Return the lines that run from the one containing "For every button, label, input, icon, or" through the one containing "password-label: Password xyxy=(52,438,155,460)", both included, copied exactly and without the pictures.

*Data section:*

start

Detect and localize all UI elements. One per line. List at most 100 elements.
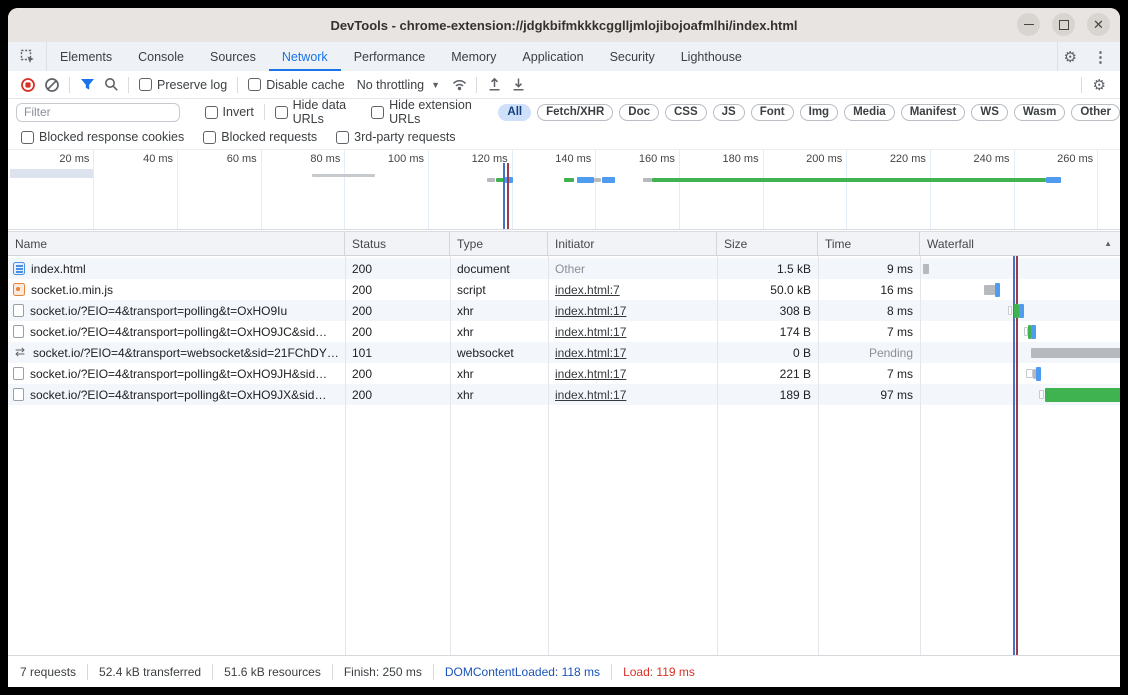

end
start

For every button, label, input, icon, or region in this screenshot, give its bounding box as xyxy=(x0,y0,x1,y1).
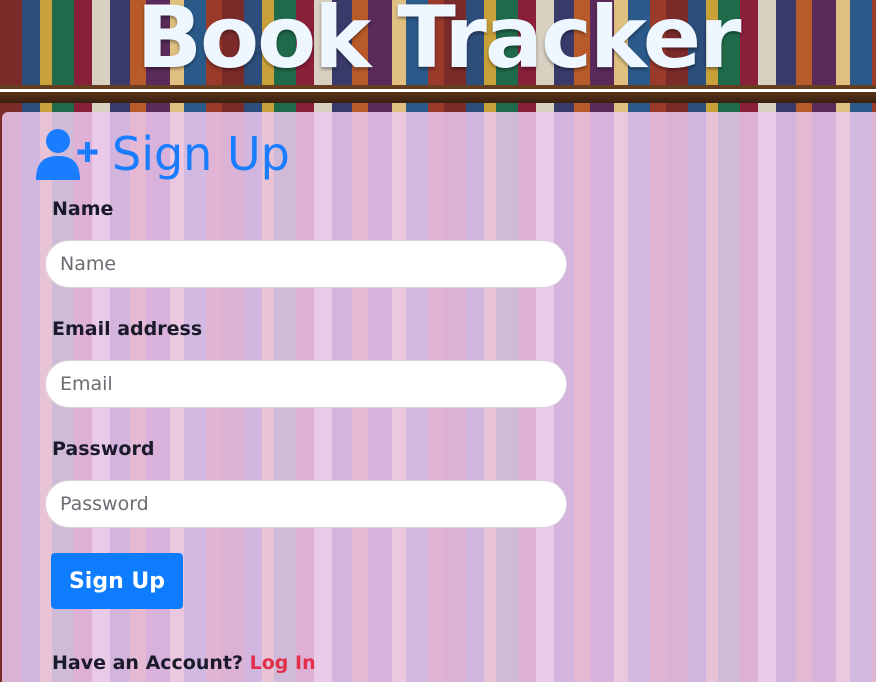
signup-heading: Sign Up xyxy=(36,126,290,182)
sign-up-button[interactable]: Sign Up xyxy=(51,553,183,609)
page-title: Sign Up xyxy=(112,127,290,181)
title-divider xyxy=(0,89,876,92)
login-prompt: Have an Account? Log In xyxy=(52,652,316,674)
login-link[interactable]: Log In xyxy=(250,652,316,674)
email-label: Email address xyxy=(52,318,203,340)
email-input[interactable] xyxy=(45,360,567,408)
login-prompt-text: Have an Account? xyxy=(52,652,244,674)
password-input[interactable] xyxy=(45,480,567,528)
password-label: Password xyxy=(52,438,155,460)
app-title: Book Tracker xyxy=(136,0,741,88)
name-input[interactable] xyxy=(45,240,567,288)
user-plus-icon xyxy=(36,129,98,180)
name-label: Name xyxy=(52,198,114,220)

end

*Solution to the problem:*
For every button, label, input, icon, or region in this screenshot, give its bounding box as xyxy=(x0,y0,x1,y1).
signup-heading: Sign Up xyxy=(36,126,290,182)
sign-up-button[interactable]: Sign Up xyxy=(51,553,183,609)
page-title: Sign Up xyxy=(112,127,290,181)
title-divider xyxy=(0,89,876,92)
login-prompt: Have an Account? Log In xyxy=(52,652,316,674)
login-link[interactable]: Log In xyxy=(250,652,316,674)
email-label: Email address xyxy=(52,318,203,340)
email-input[interactable] xyxy=(45,360,567,408)
login-prompt-text: Have an Account? xyxy=(52,652,244,674)
password-input[interactable] xyxy=(45,480,567,528)
password-label: Password xyxy=(52,438,155,460)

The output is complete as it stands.